* Exercise requirements
Transcribe the full listing exactly, and drop every picture.

* Record excerpts
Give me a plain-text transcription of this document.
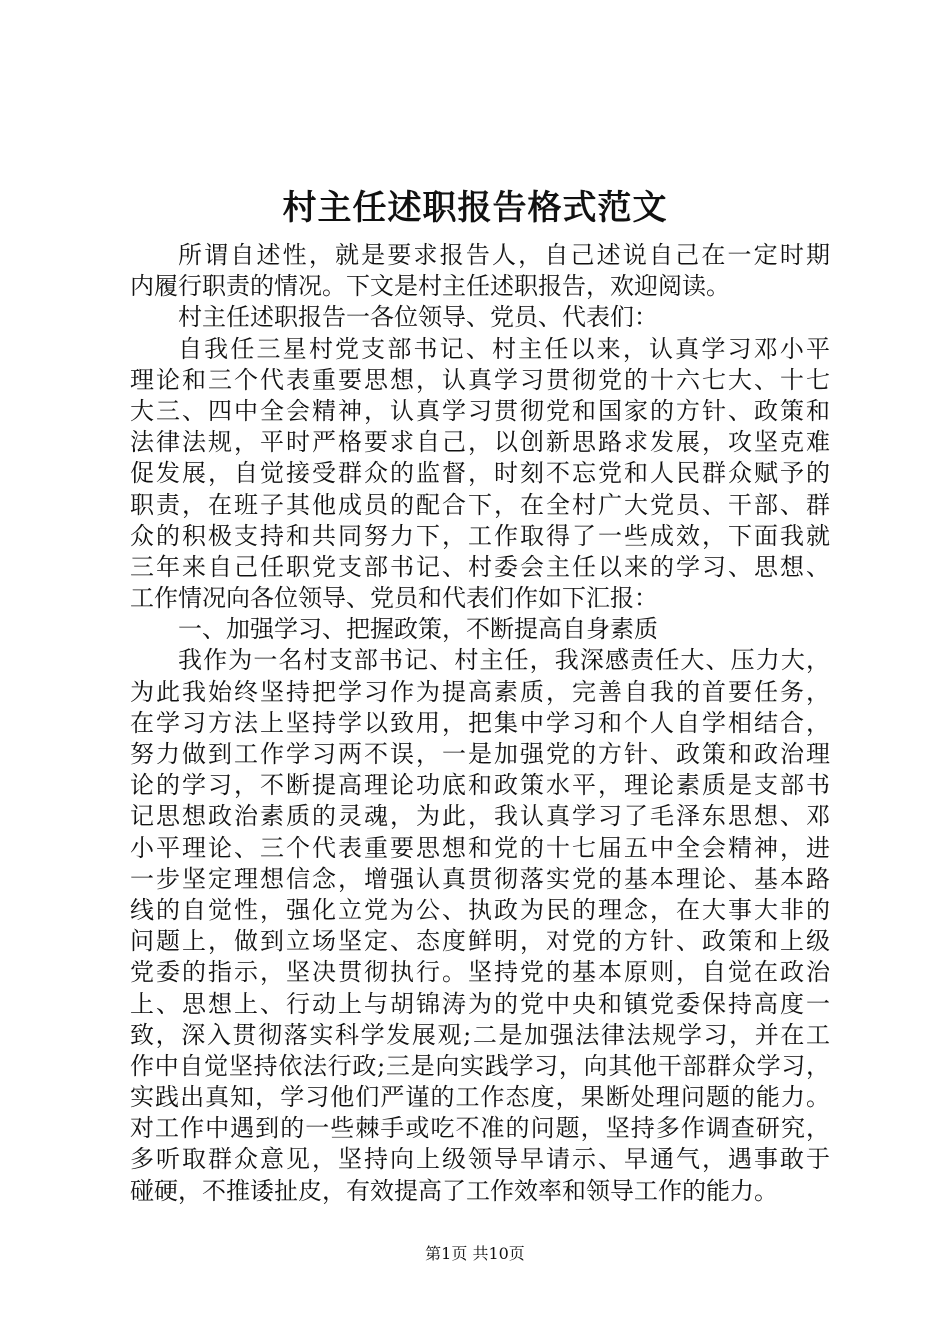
村主任述职报告格式范文
所谓自述性，就是要求报告人，自己述说自己在一定时期
内履行职责的情况。下文是村主任述职报告，欢迎阅读。
村主任述职报告一各位领导、党员、代表们：
自我任三星村党支部书记、村主任以来，认真学习邓小平
理论和三个代表重要思想，认真学习贯彻党的十六七大、十七
大三、四中全会精神，认真学习贯彻党和国家的方针、政策和
法律法规，平时严格要求自己，以创新思路求发展，攻坚克难
促发展，自觉接受群众的监督，时刻不忘党和人民群众赋予的
职责，在班子其他成员的配合下，在全村广大党员、干部、群
众的积极支持和共同努力下，工作取得了一些成效，下面我就
三年来自己任职党支部书记、村委会主任以来的学习、思想、
工作情况向各位领导、党员和代表们作如下汇报：
一、加强学习、把握政策，不断提高自身素质
我作为一名村支部书记、村主任，我深感责任大、压力大，
为此我始终坚持把学习作为提高素质，完善自我的首要任务，
在学习方法上坚持学以致用，把集中学习和个人自学相结合，
努力做到工作学习两不误，一是加强党的方针、政策和政治理
论的学习，不断提高理论功底和政策水平，理论素质是支部书
记思想政治素质的灵魂，为此，我认真学习了毛泽东思想、邓
小平理论、三个代表重要思想和党的十七届五中全会精神，进
一步坚定理想信念，增强认真贯彻落实党的基本理论、基本路
线的自觉性，强化立党为公、执政为民的理念，在大事大非的
问题上，做到立场坚定、态度鲜明，对党的方针、政策和上级
党委的指示，坚决贯彻执行。坚持党的基本原则，自觉在政治
上、思想上、行动上与胡锦涛为的党中央和镇党委保持高度一
致，深入贯彻落实科学发展观;二是加强法律法规学习，并在工
作中自觉坚持依法行政;三是向实践学习，向其他干部群众学习，
实践出真知，学习他们严谨的工作态度，果断处理问题的能力。
对工作中遇到的一些棘手或吃不准的问题，坚持多作调查研究，
多听取群众意见，坚持向上级领导早请示、早通气，遇事敢于
碰硬，不推诿扯皮，有效提高了工作效率和领导工作的能力。
第1页 共10页
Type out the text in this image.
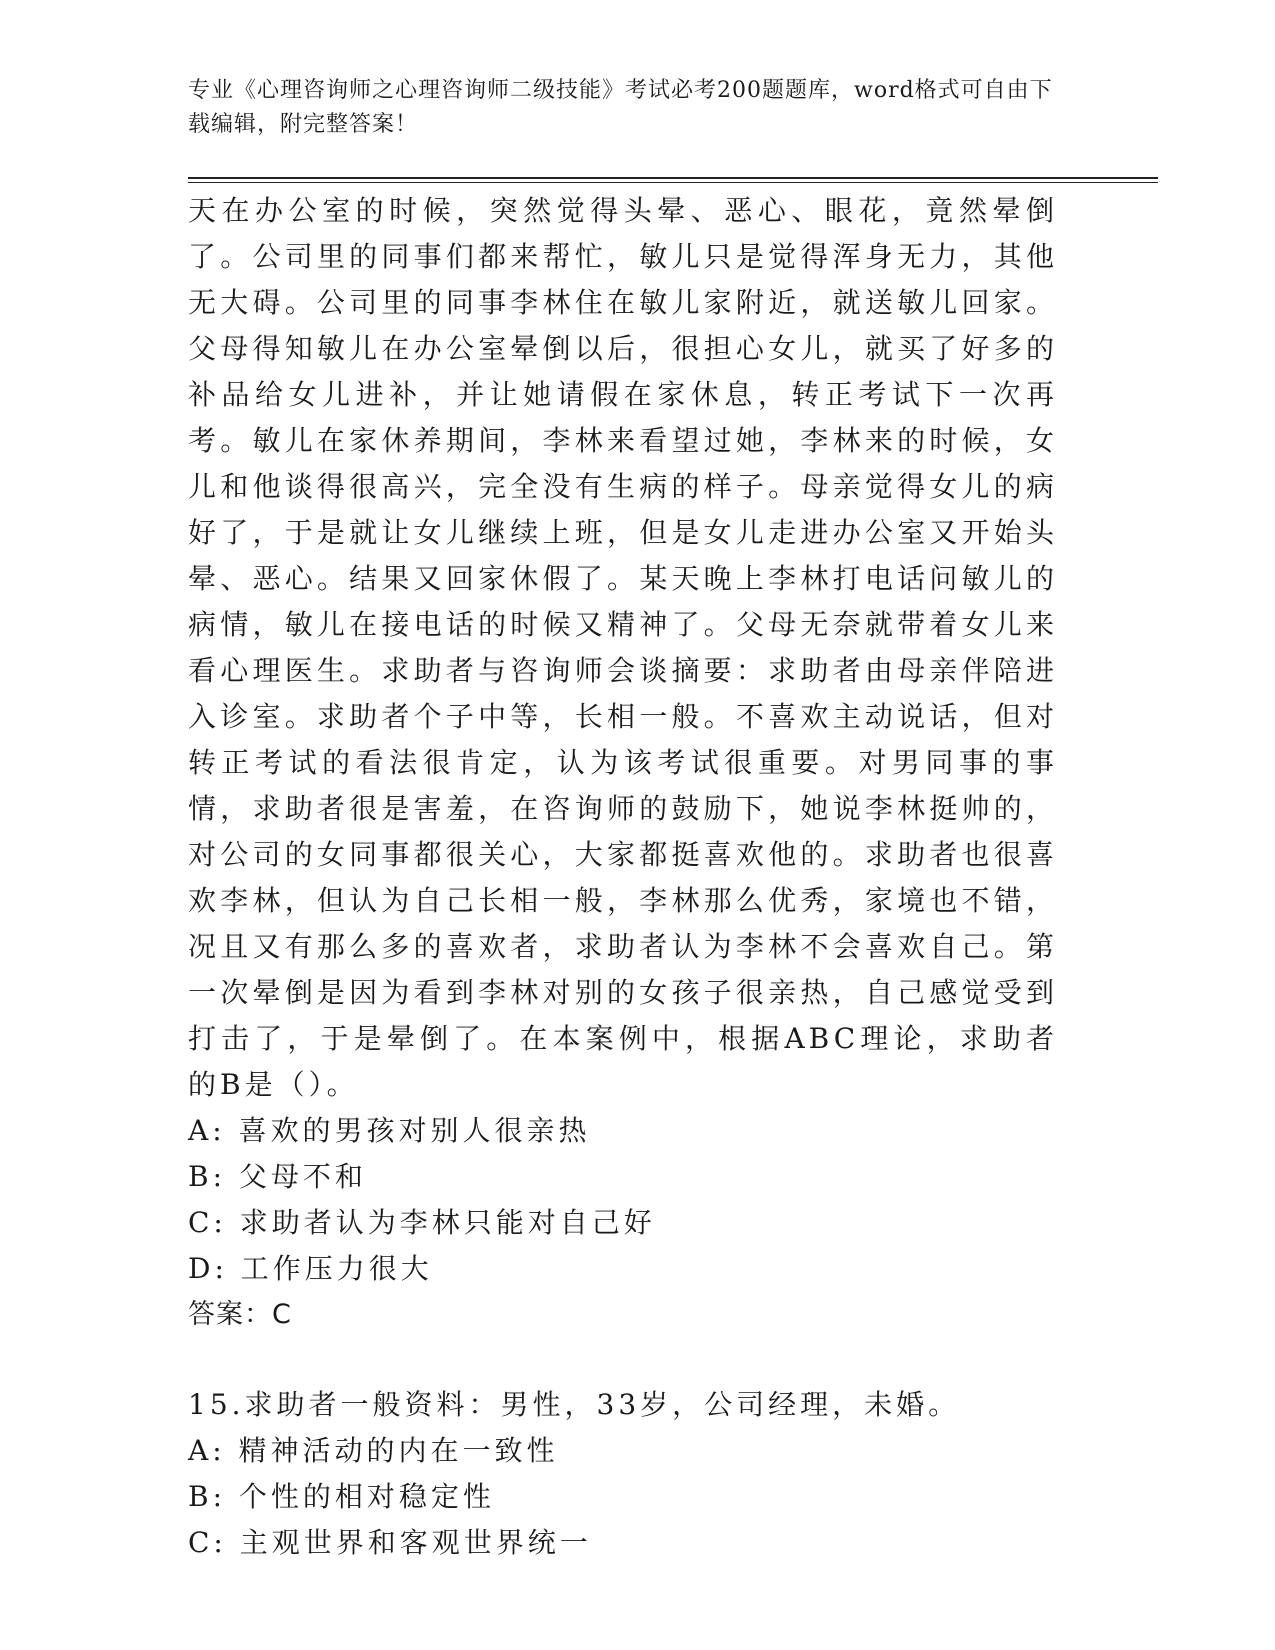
专业《心理咨询师之心理咨询师二级技能》考试必考200题题库，word格式可自由下载编辑，附完整答案！

天在办公室的时候，突然觉得头晕、恶心、眼花，竟然晕倒了。公司里的同事们都来帮忙，敏儿只是觉得浑身无力，其他无大碍。公司里的同事李林住在敏儿家附近，就送敏儿回家。父母得知敏儿在办公室晕倒以后，很担心女儿，就买了好多的补品给女儿进补，并让她请假在家休息，转正考试下一次再考。敏儿在家休养期间，李林来看望过她，李林来的时候，女儿和他谈得很高兴，完全没有生病的样子。母亲觉得女儿的病好了，于是就让女儿继续上班，但是女儿走进办公室又开始头晕、恶心。结果又回家休假了。某天晚上李林打电话问敏儿的病情，敏儿在接电话的时候又精神了。父母无奈就带着女儿来看心理医生。求助者与咨询师会谈摘要：求助者由母亲伴陪进入诊室。求助者个子中等，长相一般。不喜欢主动说话，但对转正考试的看法很肯定，认为该考试很重要。对男同事的事情，求助者很是害羞，在咨询师的鼓励下，她说李林挺帅的，对公司的女同事都很关心，大家都挺喜欢他的。求助者也很喜欢李林，但认为自己长相一般，李林那么优秀，家境也不错，况且又有那么多的喜欢者，求助者认为李林不会喜欢自己。第一次晕倒是因为看到李林对别的女孩子很亲热，自己感觉受到打击了，于是晕倒了。在本案例中，根据ABC理论，求助者的B是（）。

A: 喜欢的男孩对别人很亲热

B: 父母不和

C: 求助者认为李林只能对自己好

D: 工作压力很大

答案：C

15.求助者一般资料：男性，33岁，公司经理，未婚。

A: 精神活动的内在一致性

B: 个性的相对稳定性

C: 主观世界和客观世界统一
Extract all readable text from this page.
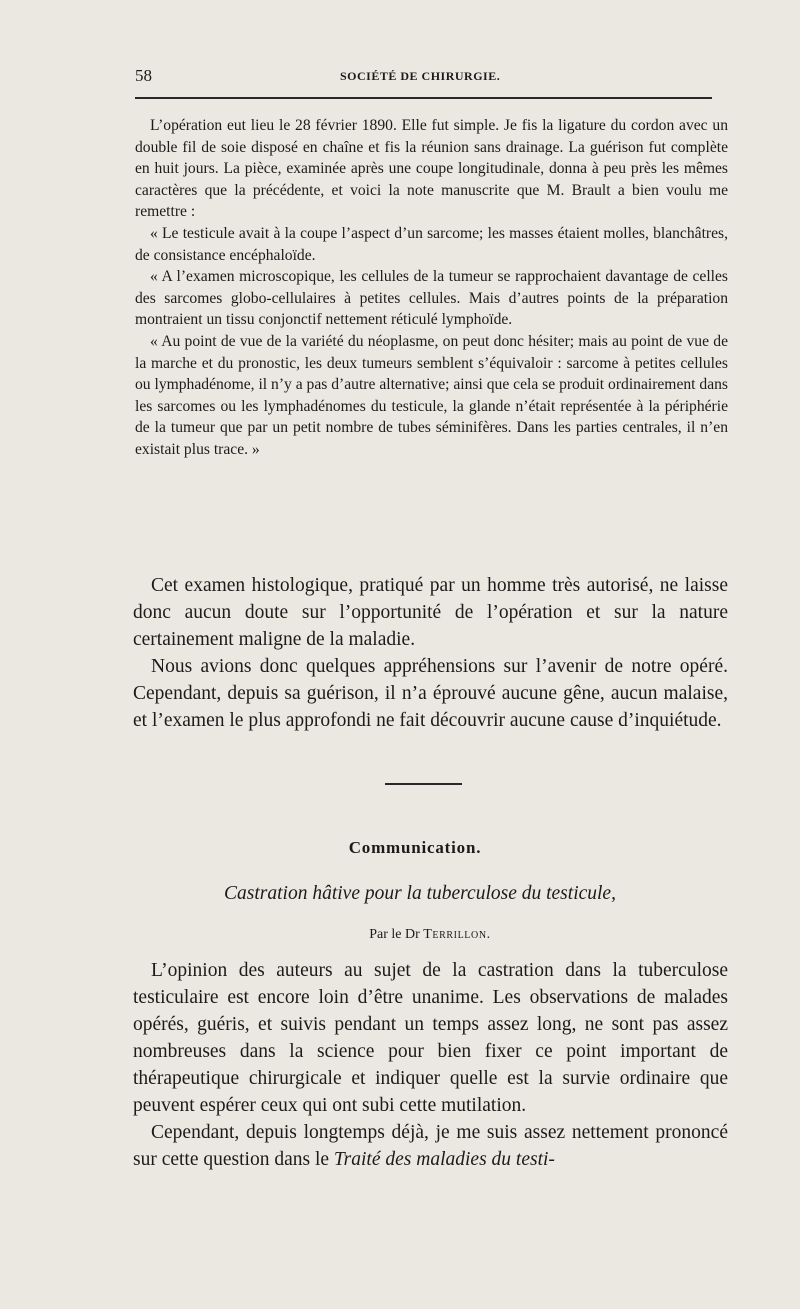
58	SOCIÉTÉ DE CHIRURGIE.

L’opération eut lieu le 28 février 1890. Elle fut simple. Je fis la ligature du cordon avec un double fil de soie disposé en chaîne et fis la réunion sans drainage. La guérison fut complète en huit jours. La pièce, examinée après une coupe longitudinale, donna à peu près les mêmes caractères que la précédente, et voici la note manuscrite que M. Brault a bien voulu me remettre :

« Le testicule avait à la coupe l’aspect d’un sarcome; les masses étaient molles, blanchâtres, de consistance encéphaloïde.

« A l’examen microscopique, les cellules de la tumeur se rapprochaient davantage de celles des sarcomes globo-cellulaires à petites cellules. Mais d’autres points de la préparation montraient un tissu conjonctif nettement réticulé lymphoïde.

« Au point de vue de la variété du néoplasme, on peut donc hésiter; mais au point de vue de la marche et du pronostic, les deux tumeurs semblent s’équivaloir : sarcome à petites cellules ou lymphadénome, il n’y a pas d’autre alternative; ainsi que cela se produit ordinairement dans les sarcomes ou les lymphadénomes du testicule, la glande n’était représentée à la périphérie de la tumeur que par un petit nombre de tubes séminifères. Dans les parties centrales, il n’en existait plus trace. »

Cet examen histologique, pratiqué par un homme très autorisé, ne laisse donc aucun doute sur l’opportunité de l’opération et sur la nature certainement maligne de la maladie.

Nous avions donc quelques appréhensions sur l’avenir de notre opéré. Cependant, depuis sa guérison, il n’a éprouvé aucune gêne, aucun malaise, et l’examen le plus approfondi ne fait découvrir aucune cause d’inquiétude.

Communication.
Castration hâtive pour la tuberculose du testicule,
Par le Dr Terrillon.

L’opinion des auteurs au sujet de la castration dans la tuberculose testiculaire est encore loin d’être unanime. Les observations de malades opérés, guéris, et suivis pendant un temps assez long, ne sont pas assez nombreuses dans la science pour bien fixer ce point important de thérapeutique chirurgicale et indiquer quelle est la survie ordinaire que peuvent espérer ceux qui ont subi cette mutilation.

Cependant, depuis longtemps déjà, je me suis assez nettement prononcé sur cette question dans le Traité des maladies du testi-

* The output
Give me a plain-text transcription of this document.
村主任述职报告格式范文
所谓自述性，就是要求报告人，自己述说自己在一定时期
内履行职责的情况。下文是村主任述职报告，欢迎阅读。
村主任述职报告一各位领导、党员、代表们：
自我任三星村党支部书记、村主任以来，认真学习邓小平
理论和三个代表重要思想，认真学习贯彻党的十六七大、十七
大三、四中全会精神，认真学习贯彻党和国家的方针、政策和
法律法规，平时严格要求自己，以创新思路求发展，攻坚克难
促发展，自觉接受群众的监督，时刻不忘党和人民群众赋予的
职责，在班子其他成员的配合下，在全村广大党员、干部、群
众的积极支持和共同努力下，工作取得了一些成效，下面我就
三年来自己任职党支部书记、村委会主任以来的学习、思想、
工作情况向各位领导、党员和代表们作如下汇报：
一、加强学习、把握政策，不断提高自身素质
我作为一名村支部书记、村主任，我深感责任大、压力大，
为此我始终坚持把学习作为提高素质，完善自我的首要任务，
在学习方法上坚持学以致用，把集中学习和个人自学相结合，
努力做到工作学习两不误，一是加强党的方针、政策和政治理
论的学习，不断提高理论功底和政策水平，理论素质是支部书
记思想政治素质的灵魂，为此，我认真学习了毛泽东思想、邓
小平理论、三个代表重要思想和党的十七届五中全会精神，进
一步坚定理想信念，增强认真贯彻落实党的基本理论、基本路
线的自觉性，强化立党为公、执政为民的理念，在大事大非的
问题上，做到立场坚定、态度鲜明，对党的方针、政策和上级
党委的指示，坚决贯彻执行。坚持党的基本原则，自觉在政治
上、思想上、行动上与胡锦涛为的党中央和镇党委保持高度一
致，深入贯彻落实科学发展观;二是加强法律法规学习，并在工
作中自觉坚持依法行政;三是向实践学习，向其他干部群众学习，
实践出真知，学习他们严谨的工作态度，果断处理问题的能力。
对工作中遇到的一些棘手或吃不准的问题，坚持多作调查研究，
多听取群众意见，坚持向上级领导早请示、早通气，遇事敢于
碰硬，不推诿扯皮，有效提高了工作效率和领导工作的能力。
第1页 共10页
Type out the text in this image.
专业《心理咨询师之心理咨询师二级技能》考试必考200题题库，word格式可自由下载编辑，附完整答案！

天在办公室的时候，突然觉得头晕、恶心、眼花，竟然晕倒了。公司里的同事们都来帮忙，敏儿只是觉得浑身无力，其他无大碍。公司里的同事李林住在敏儿家附近，就送敏儿回家。父母得知敏儿在办公室晕倒以后，很担心女儿，就买了好多的补品给女儿进补，并让她请假在家休息，转正考试下一次再考。敏儿在家休养期间，李林来看望过她，李林来的时候，女儿和他谈得很高兴，完全没有生病的样子。母亲觉得女儿的病好了，于是就让女儿继续上班，但是女儿走进办公室又开始头晕、恶心。结果又回家休假了。某天晚上李林打电话问敏儿的病情，敏儿在接电话的时候又精神了。父母无奈就带着女儿来看心理医生。求助者与咨询师会谈摘要：求助者由母亲伴陪进入诊室。求助者个子中等，长相一般。不喜欢主动说话，但对转正考试的看法很肯定，认为该考试很重要。对男同事的事情，求助者很是害羞，在咨询师的鼓励下，她说李林挺帅的，对公司的女同事都很关心，大家都挺喜欢他的。求助者也很喜欢李林，但认为自己长相一般，李林那么优秀，家境也不错，况且又有那么多的喜欢者，求助者认为李林不会喜欢自己。第一次晕倒是因为看到李林对别的女孩子很亲热，自己感觉受到打击了，于是晕倒了。在本案例中，根据ABC理论，求助者的B是（）。

A: 喜欢的男孩对别人很亲热

B: 父母不和

C: 求助者认为李林只能对自己好

D: 工作压力很大

答案：C

15.求助者一般资料：男性，33岁，公司经理，未婚。

A: 精神活动的内在一致性

B: 个性的相对稳定性

C: 主观世界和客观世界统一
Extract all readable text from this page.
58	SOCIÉTÉ DE CHIRURGIE.

L’opération eut lieu le 28 février 1890. Elle fut simple. Je fis la ligature du cordon avec un double fil de soie disposé en chaîne et fis la réunion sans drainage. La guérison fut complète en huit jours. La pièce, examinée après une coupe longitudinale, donna à peu près les mêmes caractères que la précédente, et voici la note manuscrite que M. Brault a bien voulu me remettre :

« Le testicule avait à la coupe l’aspect d’un sarcome; les masses étaient molles, blanchâtres, de consistance encéphaloïde.

« A l’examen microscopique, les cellules de la tumeur se rapprochaient davantage de celles des sarcomes globo-cellulaires à petites cellules. Mais d’autres points de la préparation montraient un tissu conjonctif nettement réticulé lymphoïde.

« Au point de vue de la variété du néoplasme, on peut donc hésiter; mais au point de vue de la marche et du pronostic, les deux tumeurs semblent s’équivaloir : sarcome à petites cellules ou lymphadénome, il n’y a pas d’autre alternative; ainsi que cela se produit ordinairement dans les sarcomes ou les lymphadénomes du testicule, la glande n’était représentée à la périphérie de la tumeur que par un petit nombre de tubes séminifères. Dans les parties centrales, il n’en existait plus trace. »

Cet examen histologique, pratiqué par un homme très autorisé, ne laisse donc aucun doute sur l’opportunité de l’opération et sur la nature certainement maligne de la maladie.

Nous avions donc quelques appréhensions sur l’avenir de notre opéré. Cependant, depuis sa guérison, il n’a éprouvé aucune gêne, aucun malaise, et l’examen le plus approfondi ne fait découvrir aucune cause d’inquiétude.

Communication.
Castration hâtive pour la tuberculose du testicule,
Par le Dr Terrillon.

L’opinion des auteurs au sujet de la castration dans la tuberculose testiculaire est encore loin d’être unanime. Les observations de malades opérés, guéris, et suivis pendant un temps assez long, ne sont pas assez nombreuses dans la science pour bien fixer ce point important de thérapeutique chirurgicale et indiquer quelle est la survie ordinaire que peuvent espérer ceux qui ont subi cette mutilation.

Cependant, depuis longtemps déjà, je me suis assez nettement prononcé sur cette question dans le Traité des maladies du testi-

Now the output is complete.